(Records that describe figures)

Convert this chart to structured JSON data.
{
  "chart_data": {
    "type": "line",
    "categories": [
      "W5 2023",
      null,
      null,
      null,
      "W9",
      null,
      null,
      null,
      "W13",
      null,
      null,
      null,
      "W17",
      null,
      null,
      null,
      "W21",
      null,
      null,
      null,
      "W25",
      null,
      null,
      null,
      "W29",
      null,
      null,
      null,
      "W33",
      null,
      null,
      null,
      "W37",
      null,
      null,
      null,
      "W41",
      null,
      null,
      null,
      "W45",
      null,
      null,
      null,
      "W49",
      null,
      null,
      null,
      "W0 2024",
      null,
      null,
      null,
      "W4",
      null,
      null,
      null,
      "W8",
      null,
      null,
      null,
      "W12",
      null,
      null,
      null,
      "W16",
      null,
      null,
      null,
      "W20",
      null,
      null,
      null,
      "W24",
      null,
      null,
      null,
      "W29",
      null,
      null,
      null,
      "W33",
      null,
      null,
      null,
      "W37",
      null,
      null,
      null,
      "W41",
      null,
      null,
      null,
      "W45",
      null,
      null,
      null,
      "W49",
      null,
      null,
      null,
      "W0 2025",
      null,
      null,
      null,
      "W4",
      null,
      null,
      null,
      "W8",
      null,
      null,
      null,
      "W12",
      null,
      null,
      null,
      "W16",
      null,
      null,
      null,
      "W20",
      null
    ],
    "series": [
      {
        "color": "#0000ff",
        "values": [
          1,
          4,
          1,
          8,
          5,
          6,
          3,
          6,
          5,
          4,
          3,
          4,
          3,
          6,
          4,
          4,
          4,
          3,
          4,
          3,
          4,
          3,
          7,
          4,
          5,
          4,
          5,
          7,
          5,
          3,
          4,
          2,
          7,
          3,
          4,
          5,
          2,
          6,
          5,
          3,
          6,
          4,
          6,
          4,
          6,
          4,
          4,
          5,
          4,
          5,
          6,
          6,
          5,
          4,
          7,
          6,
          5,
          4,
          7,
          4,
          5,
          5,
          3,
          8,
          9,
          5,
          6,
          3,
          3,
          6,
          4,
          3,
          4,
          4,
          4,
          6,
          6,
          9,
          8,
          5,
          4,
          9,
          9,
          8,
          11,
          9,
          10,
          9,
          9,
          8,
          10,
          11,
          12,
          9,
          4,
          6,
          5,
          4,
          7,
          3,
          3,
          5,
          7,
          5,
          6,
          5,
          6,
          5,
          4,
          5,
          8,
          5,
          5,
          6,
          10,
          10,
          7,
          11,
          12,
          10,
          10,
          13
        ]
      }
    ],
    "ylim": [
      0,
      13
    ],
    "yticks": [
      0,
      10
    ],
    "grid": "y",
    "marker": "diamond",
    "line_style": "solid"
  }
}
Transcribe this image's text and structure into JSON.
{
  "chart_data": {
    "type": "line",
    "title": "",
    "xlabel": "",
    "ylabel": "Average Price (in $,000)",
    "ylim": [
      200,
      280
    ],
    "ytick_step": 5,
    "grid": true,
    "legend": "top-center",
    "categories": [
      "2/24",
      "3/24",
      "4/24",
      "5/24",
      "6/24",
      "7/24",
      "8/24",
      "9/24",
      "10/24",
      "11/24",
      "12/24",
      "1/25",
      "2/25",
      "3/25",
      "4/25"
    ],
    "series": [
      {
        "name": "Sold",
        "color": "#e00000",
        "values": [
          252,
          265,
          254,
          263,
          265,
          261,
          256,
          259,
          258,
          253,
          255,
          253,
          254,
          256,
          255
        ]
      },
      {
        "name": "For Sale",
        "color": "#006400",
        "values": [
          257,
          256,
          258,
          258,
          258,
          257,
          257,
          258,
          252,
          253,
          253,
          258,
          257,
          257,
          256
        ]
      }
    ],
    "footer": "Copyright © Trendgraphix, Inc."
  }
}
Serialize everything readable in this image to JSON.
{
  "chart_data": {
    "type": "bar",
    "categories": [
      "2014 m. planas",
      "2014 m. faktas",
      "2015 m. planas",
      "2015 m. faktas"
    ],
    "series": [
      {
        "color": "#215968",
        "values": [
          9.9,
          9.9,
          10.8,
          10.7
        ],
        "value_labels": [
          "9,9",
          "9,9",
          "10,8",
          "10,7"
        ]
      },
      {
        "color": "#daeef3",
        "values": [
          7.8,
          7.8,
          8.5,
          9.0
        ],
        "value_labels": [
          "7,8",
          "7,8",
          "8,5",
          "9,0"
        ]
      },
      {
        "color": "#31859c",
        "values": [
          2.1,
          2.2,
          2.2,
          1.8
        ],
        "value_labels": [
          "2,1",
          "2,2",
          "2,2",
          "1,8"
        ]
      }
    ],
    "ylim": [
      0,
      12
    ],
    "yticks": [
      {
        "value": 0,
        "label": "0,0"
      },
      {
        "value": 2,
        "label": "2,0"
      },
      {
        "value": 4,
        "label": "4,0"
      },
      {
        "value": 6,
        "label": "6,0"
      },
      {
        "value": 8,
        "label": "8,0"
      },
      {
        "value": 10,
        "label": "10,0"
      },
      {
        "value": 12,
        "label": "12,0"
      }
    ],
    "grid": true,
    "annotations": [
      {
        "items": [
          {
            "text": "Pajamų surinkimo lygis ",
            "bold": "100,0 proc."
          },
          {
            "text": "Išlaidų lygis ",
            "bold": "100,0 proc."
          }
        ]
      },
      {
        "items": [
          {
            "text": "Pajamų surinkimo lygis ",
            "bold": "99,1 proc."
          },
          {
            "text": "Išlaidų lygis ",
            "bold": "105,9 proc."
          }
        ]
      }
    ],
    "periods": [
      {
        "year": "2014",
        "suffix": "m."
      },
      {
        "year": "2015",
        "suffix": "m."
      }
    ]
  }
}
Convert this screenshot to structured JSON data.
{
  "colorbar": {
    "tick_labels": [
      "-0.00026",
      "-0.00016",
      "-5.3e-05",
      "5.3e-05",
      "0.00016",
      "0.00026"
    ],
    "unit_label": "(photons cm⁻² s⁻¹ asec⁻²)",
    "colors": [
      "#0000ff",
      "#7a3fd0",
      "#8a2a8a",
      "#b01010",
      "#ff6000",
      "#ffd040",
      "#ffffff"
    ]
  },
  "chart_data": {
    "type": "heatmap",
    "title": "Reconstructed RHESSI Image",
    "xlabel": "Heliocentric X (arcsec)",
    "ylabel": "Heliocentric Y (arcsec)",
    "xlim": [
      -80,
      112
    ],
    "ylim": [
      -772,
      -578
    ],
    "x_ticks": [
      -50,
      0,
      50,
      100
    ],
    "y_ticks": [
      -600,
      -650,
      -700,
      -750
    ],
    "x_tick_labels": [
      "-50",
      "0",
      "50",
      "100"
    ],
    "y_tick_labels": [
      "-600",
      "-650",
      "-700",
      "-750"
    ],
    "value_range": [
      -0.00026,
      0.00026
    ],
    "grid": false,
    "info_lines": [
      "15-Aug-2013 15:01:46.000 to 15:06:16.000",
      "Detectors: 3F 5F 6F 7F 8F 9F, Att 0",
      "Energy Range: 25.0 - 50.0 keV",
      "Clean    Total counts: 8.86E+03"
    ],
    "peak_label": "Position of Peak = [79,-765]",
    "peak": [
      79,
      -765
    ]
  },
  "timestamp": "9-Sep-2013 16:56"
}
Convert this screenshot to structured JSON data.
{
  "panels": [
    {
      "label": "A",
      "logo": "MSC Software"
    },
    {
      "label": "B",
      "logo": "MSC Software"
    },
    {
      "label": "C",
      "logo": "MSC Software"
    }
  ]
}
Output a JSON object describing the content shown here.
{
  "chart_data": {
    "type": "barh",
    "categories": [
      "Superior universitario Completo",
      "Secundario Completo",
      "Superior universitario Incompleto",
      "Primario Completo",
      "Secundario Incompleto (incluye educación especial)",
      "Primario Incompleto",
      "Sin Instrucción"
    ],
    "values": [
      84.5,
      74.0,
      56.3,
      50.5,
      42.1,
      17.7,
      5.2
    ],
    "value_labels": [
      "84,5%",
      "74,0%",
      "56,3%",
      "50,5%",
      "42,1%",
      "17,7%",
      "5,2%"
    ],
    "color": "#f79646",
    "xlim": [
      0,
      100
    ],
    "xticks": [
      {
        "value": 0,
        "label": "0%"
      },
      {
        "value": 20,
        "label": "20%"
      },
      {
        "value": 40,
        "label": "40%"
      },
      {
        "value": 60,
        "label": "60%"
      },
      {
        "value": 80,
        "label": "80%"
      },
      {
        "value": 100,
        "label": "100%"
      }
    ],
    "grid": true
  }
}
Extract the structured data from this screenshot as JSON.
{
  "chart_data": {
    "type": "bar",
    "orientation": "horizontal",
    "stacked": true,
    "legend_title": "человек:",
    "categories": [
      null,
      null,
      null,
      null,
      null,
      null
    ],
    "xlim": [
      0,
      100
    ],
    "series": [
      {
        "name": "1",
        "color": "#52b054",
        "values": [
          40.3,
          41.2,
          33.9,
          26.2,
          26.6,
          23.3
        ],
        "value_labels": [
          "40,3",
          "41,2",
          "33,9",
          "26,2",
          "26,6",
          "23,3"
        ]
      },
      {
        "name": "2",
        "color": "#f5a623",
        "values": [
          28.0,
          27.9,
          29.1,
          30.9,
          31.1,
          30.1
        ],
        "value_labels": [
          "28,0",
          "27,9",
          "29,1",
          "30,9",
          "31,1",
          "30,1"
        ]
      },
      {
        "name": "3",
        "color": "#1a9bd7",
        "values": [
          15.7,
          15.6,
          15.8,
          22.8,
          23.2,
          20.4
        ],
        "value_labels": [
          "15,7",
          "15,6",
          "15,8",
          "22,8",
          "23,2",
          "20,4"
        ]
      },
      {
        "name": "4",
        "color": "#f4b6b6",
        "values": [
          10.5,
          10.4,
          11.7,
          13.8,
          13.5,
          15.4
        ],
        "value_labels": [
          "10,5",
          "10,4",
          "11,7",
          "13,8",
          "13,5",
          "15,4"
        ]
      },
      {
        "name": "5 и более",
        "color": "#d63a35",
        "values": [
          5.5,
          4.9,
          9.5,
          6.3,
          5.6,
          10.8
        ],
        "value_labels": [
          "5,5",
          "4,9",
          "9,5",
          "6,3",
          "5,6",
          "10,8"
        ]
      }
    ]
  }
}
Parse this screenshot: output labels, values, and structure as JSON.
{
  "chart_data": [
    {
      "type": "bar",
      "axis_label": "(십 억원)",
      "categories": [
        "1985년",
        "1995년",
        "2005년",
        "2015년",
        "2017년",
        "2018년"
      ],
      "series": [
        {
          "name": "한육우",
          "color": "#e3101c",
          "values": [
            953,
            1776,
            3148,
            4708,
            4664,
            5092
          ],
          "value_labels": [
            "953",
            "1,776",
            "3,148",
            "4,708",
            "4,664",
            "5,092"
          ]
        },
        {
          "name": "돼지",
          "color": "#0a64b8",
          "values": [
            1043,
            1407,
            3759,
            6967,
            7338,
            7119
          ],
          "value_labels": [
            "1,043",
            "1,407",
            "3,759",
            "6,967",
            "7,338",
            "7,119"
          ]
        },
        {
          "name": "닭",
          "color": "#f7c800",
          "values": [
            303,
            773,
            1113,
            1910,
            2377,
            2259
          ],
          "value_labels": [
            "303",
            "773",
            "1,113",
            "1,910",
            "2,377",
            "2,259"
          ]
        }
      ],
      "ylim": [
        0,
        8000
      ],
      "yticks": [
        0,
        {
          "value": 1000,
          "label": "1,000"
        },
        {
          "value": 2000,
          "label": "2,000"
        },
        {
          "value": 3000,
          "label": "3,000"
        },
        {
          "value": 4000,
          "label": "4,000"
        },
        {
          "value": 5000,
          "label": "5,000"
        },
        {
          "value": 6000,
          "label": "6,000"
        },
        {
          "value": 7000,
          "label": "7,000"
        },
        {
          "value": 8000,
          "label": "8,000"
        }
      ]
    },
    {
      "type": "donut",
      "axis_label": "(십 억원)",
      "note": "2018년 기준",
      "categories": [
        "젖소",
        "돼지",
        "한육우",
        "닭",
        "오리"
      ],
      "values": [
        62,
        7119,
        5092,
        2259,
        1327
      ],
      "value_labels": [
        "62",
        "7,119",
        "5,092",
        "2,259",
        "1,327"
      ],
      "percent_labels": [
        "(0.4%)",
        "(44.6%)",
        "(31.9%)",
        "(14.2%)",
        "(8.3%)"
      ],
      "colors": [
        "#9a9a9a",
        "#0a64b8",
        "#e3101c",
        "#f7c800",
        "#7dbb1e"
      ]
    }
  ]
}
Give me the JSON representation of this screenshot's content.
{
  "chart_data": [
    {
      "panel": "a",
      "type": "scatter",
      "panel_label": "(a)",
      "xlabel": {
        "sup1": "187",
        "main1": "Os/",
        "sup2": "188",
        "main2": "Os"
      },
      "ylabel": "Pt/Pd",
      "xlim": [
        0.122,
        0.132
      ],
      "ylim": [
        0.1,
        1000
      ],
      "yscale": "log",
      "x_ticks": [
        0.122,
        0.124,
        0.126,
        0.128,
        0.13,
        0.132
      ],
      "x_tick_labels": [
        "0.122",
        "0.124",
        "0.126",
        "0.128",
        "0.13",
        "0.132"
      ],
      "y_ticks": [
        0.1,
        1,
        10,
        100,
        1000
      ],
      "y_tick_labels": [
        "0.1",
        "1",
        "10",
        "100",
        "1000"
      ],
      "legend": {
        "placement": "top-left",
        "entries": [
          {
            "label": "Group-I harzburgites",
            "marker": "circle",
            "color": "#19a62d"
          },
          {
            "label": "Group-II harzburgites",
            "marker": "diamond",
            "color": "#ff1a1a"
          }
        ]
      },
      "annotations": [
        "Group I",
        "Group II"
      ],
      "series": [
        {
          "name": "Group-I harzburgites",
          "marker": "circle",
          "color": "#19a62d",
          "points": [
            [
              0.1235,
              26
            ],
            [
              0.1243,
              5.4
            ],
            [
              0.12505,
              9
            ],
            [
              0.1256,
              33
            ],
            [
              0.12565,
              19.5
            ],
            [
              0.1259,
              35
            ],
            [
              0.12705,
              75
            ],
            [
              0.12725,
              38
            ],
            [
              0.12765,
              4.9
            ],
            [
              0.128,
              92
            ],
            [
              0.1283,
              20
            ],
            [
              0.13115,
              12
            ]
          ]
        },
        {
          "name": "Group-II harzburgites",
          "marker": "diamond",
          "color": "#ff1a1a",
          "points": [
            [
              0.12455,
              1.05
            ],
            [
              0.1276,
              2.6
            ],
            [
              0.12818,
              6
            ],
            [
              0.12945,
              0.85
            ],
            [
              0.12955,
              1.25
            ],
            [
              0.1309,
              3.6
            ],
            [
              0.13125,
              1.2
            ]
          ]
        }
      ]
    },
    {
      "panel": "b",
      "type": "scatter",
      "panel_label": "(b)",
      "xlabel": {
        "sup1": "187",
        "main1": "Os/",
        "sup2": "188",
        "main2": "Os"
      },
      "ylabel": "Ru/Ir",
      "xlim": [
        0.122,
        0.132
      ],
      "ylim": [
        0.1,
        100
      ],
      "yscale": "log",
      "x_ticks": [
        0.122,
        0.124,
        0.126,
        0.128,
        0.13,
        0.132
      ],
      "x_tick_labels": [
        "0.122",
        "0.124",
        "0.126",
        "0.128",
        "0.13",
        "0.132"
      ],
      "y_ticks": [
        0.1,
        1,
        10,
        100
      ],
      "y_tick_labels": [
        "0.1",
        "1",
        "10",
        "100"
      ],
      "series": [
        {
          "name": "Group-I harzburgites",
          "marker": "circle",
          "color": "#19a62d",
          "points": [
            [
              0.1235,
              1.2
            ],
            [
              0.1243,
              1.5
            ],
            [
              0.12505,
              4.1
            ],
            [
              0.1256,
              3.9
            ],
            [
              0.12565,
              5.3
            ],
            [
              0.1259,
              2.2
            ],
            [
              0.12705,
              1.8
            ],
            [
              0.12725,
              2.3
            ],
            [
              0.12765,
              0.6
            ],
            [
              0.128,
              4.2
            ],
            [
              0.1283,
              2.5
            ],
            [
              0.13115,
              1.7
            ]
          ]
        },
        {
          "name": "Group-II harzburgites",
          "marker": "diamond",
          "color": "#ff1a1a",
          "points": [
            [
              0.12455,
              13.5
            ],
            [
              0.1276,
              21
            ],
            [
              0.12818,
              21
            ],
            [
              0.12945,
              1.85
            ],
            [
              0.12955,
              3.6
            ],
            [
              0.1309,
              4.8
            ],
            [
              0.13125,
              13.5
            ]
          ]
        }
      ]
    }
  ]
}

*Description of the task*. Each line that has the word "Primario" should be copied.

*Right answer*.
      "Primario Completo",
      "Primario Incompleto",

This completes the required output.